▶ [To do]:
Answer with a single number: the count of lines that include the string "CaCO₃".
- - - - - - -
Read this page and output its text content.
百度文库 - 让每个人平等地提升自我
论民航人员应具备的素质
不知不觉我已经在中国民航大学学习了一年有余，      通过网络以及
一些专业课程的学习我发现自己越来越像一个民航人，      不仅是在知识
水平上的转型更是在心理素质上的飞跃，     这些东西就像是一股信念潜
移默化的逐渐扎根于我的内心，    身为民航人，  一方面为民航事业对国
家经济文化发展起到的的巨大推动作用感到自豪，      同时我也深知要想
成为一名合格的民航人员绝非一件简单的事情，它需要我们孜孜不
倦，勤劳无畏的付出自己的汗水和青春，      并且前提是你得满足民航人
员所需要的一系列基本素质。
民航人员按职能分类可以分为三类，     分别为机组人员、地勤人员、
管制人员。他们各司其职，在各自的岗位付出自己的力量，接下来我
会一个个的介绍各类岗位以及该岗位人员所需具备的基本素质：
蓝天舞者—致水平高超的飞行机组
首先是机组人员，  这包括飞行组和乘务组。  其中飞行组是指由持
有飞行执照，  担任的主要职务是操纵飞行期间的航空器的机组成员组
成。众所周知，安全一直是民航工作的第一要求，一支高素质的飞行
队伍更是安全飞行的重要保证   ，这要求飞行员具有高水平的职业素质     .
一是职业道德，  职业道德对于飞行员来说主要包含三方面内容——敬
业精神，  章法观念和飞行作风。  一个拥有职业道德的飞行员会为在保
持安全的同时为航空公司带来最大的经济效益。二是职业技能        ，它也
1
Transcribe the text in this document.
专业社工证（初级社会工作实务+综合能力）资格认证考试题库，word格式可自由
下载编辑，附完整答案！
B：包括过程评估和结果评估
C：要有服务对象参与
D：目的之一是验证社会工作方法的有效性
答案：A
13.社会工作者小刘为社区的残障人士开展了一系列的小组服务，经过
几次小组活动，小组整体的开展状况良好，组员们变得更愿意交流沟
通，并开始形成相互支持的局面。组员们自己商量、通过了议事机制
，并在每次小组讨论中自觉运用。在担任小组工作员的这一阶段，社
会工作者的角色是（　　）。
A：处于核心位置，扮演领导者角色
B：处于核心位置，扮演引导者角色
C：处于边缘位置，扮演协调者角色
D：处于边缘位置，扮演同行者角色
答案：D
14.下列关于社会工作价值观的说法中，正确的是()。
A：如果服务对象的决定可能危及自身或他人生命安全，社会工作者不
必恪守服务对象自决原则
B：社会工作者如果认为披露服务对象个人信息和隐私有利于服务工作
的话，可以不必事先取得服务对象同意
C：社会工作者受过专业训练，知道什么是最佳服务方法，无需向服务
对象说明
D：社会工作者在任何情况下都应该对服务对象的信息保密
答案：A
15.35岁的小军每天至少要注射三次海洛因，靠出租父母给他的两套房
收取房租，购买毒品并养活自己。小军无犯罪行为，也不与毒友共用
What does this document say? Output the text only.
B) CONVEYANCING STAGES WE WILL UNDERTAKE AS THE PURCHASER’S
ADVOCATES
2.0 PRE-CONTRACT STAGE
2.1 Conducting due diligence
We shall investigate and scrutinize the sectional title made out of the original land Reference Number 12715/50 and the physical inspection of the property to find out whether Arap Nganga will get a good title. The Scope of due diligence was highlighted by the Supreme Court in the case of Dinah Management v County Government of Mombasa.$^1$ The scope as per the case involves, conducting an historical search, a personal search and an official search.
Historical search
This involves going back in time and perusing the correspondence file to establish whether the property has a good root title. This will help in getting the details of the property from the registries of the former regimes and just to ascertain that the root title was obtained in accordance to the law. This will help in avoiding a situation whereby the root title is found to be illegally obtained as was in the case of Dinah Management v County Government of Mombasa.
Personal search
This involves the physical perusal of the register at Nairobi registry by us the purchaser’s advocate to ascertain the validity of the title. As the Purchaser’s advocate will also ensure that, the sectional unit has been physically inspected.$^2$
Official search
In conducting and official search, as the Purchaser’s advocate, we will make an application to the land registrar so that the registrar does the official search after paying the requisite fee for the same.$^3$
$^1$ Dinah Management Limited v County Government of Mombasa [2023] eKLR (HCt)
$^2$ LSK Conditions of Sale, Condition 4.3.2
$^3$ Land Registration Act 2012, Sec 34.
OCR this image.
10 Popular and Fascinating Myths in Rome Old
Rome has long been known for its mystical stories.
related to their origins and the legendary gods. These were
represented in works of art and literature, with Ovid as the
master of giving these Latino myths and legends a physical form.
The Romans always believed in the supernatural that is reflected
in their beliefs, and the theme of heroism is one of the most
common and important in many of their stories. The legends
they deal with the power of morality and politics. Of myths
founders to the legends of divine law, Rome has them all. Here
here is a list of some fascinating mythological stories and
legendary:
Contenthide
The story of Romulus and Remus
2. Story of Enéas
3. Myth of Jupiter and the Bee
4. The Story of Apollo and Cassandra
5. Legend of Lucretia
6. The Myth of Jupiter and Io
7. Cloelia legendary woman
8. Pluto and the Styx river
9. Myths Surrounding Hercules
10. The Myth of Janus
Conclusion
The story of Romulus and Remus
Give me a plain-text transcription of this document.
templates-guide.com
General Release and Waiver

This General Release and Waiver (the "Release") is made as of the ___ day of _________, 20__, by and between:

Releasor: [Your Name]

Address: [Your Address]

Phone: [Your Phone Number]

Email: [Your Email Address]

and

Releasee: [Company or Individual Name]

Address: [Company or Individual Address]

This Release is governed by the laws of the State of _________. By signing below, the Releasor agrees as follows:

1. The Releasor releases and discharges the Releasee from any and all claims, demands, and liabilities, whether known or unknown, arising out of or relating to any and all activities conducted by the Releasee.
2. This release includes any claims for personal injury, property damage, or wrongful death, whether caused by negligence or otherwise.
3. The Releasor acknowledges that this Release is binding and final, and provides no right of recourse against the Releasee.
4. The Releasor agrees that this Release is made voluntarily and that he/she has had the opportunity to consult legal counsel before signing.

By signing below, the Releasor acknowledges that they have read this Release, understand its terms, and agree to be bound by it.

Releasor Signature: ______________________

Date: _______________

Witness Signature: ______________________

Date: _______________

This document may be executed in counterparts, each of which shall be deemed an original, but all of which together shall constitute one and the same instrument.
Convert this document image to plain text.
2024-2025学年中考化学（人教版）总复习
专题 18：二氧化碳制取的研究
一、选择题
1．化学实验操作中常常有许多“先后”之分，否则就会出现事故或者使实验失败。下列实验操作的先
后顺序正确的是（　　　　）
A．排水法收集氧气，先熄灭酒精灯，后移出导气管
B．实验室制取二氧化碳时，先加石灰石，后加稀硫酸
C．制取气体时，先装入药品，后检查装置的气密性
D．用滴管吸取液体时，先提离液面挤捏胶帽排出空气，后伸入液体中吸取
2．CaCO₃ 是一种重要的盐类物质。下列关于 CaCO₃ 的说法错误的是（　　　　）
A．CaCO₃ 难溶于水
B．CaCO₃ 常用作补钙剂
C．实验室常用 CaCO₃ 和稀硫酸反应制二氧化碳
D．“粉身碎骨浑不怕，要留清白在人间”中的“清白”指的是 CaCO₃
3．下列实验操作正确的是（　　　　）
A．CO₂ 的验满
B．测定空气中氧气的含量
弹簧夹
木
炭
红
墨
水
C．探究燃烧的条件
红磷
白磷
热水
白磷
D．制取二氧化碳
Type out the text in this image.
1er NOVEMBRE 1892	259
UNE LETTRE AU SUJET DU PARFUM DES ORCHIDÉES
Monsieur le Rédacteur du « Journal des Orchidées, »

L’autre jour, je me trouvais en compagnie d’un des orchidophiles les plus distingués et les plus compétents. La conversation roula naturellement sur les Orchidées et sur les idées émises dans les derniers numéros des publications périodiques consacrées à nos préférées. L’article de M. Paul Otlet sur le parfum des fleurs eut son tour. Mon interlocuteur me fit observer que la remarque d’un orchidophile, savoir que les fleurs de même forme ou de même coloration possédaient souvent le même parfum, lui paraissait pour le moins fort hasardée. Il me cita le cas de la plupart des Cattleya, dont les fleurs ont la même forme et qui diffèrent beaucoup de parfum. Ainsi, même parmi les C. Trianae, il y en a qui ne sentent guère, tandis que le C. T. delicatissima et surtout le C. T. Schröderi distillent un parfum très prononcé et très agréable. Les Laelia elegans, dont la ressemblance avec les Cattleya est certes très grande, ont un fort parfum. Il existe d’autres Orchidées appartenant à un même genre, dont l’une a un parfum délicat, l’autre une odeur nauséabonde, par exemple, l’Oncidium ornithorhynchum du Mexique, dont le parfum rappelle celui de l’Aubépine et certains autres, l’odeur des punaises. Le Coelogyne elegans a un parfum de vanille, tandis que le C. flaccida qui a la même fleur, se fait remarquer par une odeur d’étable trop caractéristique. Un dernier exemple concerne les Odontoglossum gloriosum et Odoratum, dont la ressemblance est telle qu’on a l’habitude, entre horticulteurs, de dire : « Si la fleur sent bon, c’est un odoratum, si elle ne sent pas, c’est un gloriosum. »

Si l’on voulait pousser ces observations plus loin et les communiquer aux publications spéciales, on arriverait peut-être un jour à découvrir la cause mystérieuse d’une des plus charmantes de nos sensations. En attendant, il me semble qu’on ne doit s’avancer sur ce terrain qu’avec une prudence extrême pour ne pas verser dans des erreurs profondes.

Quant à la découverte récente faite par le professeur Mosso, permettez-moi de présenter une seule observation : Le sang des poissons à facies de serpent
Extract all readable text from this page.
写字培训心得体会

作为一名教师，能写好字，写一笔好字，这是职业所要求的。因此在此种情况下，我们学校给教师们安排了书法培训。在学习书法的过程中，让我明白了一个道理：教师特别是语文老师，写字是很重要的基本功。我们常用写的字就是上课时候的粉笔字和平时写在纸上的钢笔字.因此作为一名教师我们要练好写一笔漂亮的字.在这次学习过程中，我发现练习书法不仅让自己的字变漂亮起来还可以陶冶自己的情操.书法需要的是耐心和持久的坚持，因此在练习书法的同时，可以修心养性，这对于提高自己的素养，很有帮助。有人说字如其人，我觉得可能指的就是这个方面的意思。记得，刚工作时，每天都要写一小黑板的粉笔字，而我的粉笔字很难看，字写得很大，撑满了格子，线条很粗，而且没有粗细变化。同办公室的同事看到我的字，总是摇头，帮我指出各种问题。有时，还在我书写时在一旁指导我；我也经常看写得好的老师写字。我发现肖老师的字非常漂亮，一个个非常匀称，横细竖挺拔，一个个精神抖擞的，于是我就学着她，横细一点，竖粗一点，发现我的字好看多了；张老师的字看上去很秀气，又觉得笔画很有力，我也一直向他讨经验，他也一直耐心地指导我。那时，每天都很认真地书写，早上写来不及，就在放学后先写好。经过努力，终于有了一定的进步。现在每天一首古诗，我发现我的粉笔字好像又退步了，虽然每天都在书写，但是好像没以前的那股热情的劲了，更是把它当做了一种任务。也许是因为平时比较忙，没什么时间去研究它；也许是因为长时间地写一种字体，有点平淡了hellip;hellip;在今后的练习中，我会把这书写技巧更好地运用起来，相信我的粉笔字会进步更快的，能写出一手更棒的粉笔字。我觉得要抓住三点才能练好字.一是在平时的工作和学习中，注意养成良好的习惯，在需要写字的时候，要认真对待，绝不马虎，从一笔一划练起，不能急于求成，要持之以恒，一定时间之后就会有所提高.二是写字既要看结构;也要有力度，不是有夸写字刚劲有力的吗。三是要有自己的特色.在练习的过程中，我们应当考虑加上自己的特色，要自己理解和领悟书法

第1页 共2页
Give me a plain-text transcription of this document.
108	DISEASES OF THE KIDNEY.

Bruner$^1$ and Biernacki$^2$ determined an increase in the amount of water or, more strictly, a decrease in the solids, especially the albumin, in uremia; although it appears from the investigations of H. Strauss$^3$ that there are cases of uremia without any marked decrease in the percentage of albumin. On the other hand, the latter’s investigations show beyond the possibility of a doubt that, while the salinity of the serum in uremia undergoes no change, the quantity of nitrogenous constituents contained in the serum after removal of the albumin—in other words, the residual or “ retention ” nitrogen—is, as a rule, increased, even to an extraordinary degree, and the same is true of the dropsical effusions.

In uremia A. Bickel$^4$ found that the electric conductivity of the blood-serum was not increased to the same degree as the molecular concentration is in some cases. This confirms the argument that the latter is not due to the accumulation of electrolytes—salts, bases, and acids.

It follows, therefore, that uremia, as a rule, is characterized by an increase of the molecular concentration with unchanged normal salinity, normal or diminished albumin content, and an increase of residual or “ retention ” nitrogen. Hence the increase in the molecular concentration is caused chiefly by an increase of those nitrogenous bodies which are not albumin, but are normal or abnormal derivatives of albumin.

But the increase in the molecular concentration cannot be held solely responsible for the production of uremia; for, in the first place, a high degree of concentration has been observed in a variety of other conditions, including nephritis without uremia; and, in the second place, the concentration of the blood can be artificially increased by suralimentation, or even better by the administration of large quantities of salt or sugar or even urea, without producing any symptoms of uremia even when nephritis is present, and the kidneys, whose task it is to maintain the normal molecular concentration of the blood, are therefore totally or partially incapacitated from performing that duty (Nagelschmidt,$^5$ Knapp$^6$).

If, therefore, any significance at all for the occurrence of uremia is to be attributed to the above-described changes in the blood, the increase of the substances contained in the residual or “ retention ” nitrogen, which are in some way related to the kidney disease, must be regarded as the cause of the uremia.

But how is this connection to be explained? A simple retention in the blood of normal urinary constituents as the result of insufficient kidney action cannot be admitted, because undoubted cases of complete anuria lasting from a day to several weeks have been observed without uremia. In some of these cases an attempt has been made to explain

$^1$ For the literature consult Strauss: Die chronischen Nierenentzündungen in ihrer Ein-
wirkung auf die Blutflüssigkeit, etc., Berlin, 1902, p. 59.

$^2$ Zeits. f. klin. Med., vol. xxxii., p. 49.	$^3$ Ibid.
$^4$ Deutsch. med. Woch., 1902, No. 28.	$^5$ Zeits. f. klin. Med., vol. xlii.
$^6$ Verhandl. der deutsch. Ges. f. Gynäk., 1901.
- - - - - - -
▶ [Completed exercise]:
5